BRIEF
List all lines of the data containing the word "text".

## Begin

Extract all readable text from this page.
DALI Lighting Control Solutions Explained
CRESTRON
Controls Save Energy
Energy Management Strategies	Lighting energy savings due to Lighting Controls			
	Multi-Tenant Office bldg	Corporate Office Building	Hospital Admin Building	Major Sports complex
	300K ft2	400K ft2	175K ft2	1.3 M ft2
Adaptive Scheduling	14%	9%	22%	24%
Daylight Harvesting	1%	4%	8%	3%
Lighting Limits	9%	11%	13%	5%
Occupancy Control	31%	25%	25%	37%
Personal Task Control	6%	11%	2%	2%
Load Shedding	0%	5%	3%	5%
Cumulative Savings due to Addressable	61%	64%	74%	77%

## End
## Begin

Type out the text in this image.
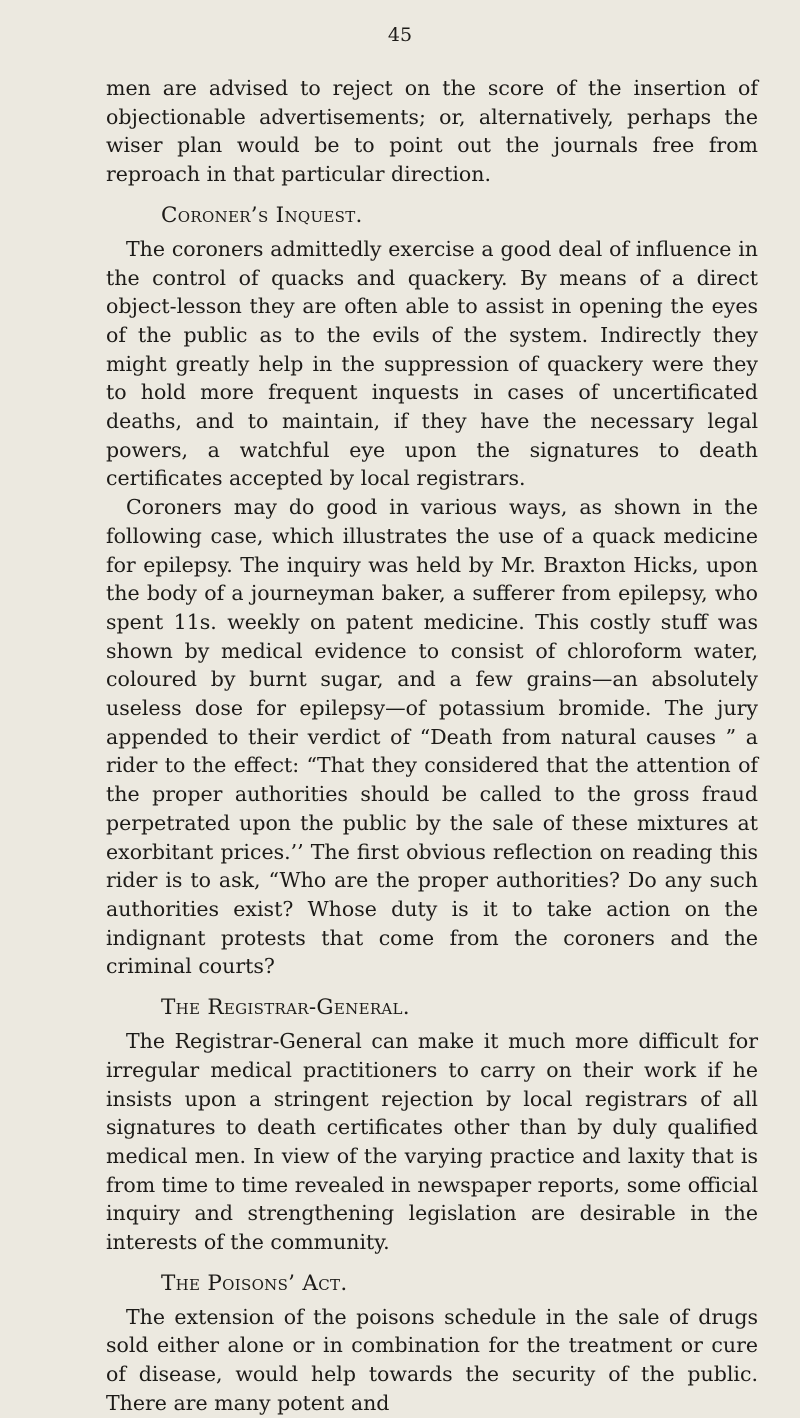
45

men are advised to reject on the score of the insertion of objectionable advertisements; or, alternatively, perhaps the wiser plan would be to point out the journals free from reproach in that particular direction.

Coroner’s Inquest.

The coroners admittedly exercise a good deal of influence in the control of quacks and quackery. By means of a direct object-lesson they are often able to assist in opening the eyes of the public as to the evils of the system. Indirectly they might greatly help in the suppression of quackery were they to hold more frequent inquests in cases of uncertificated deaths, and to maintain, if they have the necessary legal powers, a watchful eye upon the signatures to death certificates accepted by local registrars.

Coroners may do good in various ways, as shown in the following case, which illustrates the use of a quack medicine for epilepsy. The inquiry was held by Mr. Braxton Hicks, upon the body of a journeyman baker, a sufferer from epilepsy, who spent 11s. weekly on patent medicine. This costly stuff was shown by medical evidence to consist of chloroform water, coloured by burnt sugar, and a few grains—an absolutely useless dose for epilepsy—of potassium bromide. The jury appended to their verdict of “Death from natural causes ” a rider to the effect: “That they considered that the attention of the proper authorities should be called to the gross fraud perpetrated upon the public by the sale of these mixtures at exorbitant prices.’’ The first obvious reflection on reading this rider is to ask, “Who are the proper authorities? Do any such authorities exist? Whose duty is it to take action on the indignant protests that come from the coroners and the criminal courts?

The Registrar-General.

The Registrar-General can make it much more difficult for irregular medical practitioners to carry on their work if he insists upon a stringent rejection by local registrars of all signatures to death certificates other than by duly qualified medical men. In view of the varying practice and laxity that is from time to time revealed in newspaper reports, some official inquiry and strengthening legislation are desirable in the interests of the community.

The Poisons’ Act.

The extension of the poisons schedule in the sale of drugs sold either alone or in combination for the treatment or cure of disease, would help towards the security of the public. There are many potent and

## End

OUTPUT BELOW
Extract all readable text from this page.
Type out the text in this image.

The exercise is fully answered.